• [Task input]:
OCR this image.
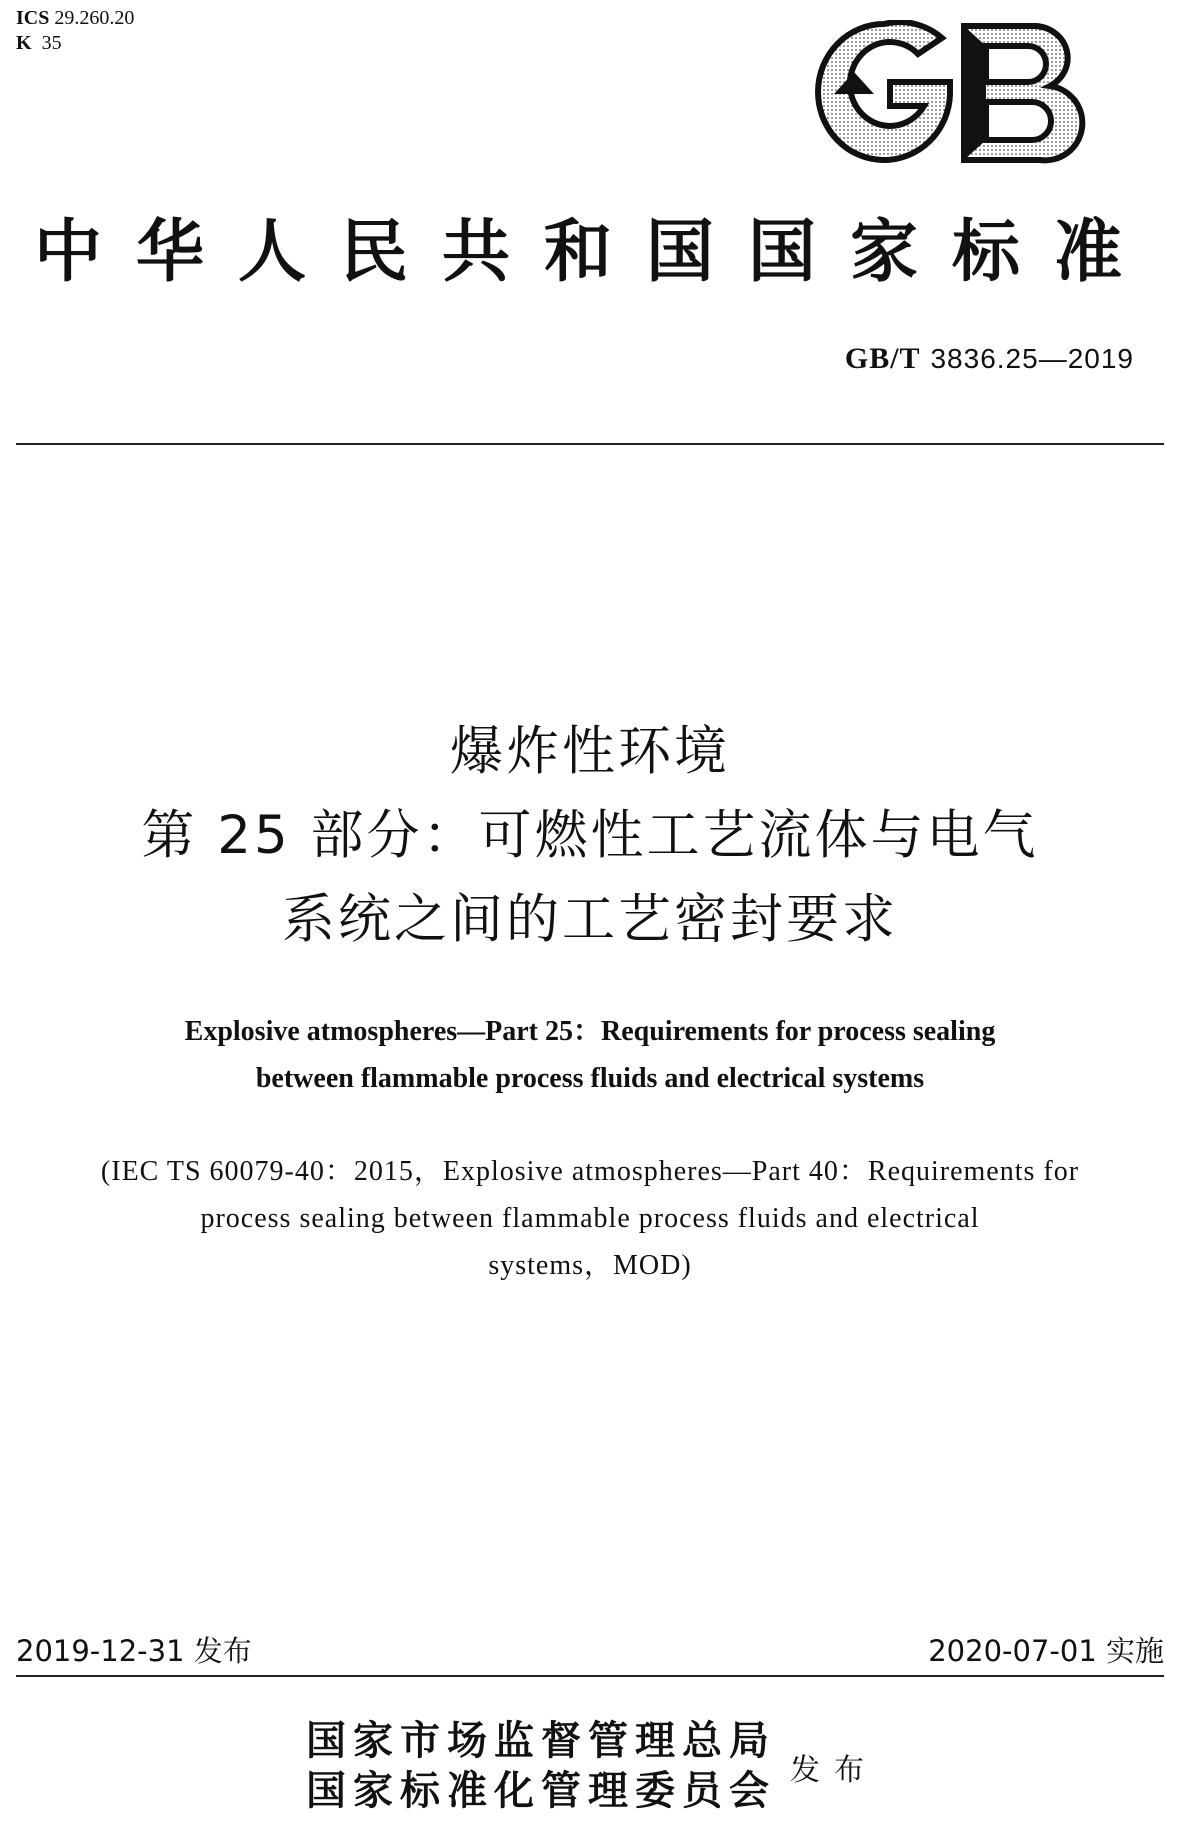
ICS 29.260.20
K 35
中华人民共和国国家标准
GB/T 3836.25—2019
爆炸性环境
第 25 部分：可燃性工艺流体与电气
系统之间的工艺密封要求
Explosive atmospheres—Part 25：Requirements for process sealing
between flammable process fluids and electrical systems
(IEC TS 60079-40：2015，Explosive atmospheres—Part 40：Requirements for
process sealing between flammable process fluids and electrical
systems，MOD)
2019-12-31 发布	2020-07-01 实施
国家市场监督管理总局
国家标准化管理委员会 发布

• [Your objective]:
Every line above should be returned word for word, with the pictures left behind.

• [Output for this task]:
OCR this image.
ICS 29.260.20
K 35
中华人民共和国国家标准
GB/T 3836.25—2019
爆炸性环境
第 25 部分：可燃性工艺流体与电气
系统之间的工艺密封要求
Explosive atmospheres—Part 25：Requirements for process sealing
between flammable process fluids and electrical systems
(IEC TS 60079-40：2015，Explosive atmospheres—Part 40：Requirements for
process sealing between flammable process fluids and electrical
systems，MOD)
2019-12-31 发布	2020-07-01 实施
国家市场监督管理总局
国家标准化管理委员会 发布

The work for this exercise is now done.